*WRITTEN REQUEST*: Read the records below. Copy each line where the string "horas" occurs.

*DATASET RECORDS*:

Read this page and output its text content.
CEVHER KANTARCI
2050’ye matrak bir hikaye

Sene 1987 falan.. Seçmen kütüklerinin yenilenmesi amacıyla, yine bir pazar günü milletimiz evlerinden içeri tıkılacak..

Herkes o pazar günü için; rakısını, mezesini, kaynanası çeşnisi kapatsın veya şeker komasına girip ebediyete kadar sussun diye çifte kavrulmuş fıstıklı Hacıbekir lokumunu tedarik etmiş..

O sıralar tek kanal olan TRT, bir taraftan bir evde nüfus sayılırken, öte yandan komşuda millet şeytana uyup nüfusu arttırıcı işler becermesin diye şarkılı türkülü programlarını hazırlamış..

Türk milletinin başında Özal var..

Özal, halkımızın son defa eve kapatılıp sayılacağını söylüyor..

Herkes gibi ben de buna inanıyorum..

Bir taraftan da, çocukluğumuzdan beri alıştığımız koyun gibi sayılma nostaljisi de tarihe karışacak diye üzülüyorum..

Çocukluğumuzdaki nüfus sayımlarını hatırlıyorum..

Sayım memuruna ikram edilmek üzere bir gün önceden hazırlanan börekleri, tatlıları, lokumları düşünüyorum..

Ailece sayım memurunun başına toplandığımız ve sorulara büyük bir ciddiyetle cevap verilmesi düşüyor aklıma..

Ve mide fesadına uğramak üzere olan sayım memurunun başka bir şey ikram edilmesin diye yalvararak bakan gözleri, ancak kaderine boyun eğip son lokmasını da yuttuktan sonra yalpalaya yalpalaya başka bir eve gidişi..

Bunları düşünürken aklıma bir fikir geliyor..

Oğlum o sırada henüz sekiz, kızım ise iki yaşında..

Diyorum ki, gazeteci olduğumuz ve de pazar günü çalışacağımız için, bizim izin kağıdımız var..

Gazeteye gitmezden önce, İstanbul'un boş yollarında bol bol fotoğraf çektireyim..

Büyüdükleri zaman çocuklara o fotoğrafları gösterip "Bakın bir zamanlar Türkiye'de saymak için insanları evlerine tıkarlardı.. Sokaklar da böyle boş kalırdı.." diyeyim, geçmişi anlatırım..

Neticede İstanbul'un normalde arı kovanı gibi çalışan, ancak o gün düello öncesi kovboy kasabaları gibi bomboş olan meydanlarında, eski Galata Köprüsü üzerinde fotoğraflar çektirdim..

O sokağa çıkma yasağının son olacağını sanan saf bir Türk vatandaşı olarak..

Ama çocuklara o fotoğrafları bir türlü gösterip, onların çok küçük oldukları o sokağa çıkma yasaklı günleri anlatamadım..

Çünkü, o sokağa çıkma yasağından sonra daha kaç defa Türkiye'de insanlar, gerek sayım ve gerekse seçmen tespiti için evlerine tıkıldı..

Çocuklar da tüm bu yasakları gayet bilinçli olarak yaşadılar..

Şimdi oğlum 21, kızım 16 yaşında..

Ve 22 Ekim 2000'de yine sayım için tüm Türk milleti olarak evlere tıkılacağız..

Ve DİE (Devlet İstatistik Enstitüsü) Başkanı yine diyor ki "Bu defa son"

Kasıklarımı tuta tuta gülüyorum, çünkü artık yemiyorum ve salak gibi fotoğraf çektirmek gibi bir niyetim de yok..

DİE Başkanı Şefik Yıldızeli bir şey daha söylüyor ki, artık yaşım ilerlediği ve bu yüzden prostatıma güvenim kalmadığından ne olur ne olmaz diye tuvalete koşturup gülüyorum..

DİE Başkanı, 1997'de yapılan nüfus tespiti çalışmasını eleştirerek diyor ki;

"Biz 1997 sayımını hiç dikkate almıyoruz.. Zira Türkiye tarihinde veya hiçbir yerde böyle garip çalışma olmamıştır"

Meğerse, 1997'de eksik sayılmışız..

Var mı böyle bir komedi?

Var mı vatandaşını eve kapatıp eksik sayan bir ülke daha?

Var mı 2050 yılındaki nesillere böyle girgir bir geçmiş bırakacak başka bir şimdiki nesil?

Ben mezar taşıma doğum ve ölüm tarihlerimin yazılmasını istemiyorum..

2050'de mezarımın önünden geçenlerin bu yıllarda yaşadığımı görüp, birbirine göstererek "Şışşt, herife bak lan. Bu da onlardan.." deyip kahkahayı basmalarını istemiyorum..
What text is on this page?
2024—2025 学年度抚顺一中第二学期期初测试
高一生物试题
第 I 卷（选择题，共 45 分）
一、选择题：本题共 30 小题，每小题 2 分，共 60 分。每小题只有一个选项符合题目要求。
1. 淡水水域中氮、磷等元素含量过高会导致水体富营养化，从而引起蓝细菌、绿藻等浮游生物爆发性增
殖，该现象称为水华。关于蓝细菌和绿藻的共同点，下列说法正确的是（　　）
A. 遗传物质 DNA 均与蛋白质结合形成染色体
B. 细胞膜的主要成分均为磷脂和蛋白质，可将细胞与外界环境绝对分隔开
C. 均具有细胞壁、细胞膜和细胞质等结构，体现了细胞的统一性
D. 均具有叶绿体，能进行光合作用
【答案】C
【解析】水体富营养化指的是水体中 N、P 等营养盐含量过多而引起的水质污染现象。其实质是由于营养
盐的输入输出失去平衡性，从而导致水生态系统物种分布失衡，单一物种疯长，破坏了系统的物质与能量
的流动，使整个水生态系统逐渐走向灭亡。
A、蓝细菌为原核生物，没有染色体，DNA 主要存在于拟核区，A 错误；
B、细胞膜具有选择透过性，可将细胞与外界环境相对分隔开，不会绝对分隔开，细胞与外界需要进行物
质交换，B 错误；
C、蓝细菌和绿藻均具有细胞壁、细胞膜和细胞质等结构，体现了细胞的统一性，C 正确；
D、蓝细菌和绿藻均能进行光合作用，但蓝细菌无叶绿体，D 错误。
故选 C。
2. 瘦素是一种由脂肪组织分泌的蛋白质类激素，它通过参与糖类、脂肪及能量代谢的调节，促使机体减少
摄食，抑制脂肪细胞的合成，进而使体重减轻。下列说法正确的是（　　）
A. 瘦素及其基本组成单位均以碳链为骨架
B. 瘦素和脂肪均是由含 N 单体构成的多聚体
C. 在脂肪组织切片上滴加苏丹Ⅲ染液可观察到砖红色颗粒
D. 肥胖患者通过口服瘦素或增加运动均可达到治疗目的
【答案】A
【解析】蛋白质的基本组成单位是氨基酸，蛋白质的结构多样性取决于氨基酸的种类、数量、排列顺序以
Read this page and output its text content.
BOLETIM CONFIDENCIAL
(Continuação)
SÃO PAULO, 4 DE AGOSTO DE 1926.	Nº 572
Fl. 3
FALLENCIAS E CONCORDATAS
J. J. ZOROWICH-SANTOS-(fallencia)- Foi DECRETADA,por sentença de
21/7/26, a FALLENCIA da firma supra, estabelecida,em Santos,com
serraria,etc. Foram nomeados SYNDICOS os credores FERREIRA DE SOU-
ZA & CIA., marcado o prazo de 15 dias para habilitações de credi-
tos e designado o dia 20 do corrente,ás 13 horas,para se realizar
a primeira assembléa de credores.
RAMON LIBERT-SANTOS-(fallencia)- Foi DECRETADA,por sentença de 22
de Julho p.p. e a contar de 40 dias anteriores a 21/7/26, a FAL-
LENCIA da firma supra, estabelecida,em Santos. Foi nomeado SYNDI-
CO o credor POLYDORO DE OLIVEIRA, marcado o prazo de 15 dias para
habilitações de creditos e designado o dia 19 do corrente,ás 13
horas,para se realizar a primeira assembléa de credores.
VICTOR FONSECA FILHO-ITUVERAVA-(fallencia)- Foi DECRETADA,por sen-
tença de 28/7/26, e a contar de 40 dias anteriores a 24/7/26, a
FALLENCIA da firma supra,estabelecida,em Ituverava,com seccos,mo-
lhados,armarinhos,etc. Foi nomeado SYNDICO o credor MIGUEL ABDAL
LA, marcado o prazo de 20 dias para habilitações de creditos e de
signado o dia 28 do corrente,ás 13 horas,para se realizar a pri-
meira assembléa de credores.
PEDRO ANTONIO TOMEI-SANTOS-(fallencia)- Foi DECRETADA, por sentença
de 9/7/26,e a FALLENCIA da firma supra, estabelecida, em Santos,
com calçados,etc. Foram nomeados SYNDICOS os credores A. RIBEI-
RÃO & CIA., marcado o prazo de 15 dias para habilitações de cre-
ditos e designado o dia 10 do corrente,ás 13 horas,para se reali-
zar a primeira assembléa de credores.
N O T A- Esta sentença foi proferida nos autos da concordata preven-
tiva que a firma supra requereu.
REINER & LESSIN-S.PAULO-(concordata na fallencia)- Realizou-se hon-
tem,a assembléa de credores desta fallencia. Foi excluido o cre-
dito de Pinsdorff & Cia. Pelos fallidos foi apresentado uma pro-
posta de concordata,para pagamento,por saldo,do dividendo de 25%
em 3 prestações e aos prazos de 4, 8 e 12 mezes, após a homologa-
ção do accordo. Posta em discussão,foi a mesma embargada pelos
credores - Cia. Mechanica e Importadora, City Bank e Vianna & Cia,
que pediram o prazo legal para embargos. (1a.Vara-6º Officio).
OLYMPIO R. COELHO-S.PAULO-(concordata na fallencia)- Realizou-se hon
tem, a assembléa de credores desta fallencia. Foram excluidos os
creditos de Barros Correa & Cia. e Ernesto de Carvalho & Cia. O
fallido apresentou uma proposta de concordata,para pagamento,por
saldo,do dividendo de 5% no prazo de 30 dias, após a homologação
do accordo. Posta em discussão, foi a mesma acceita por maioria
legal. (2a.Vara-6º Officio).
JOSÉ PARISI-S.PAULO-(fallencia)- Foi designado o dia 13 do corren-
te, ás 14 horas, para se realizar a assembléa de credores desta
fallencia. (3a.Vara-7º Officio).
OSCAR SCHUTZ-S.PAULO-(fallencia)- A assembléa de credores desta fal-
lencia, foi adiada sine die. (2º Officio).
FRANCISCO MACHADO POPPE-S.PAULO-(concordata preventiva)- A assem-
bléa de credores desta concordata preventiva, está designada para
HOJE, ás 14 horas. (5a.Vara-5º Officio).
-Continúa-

*SOLUTION TO THIS EXERCISE*:
tos e designado o dia 20 do corrente,ás 13 horas,para se realizar
horas,para se realizar a primeira assembléa de credores.
signado o dia 28 do corrente,ás 13 horas,para se realizar a pri-
ditos e designado o dia 10 do corrente,ás 13 horas,para se reali-
te, ás 14 horas, para se realizar a assembléa de credores desta
HOJE, ás 14 horas. (5a.Vara-5º Officio).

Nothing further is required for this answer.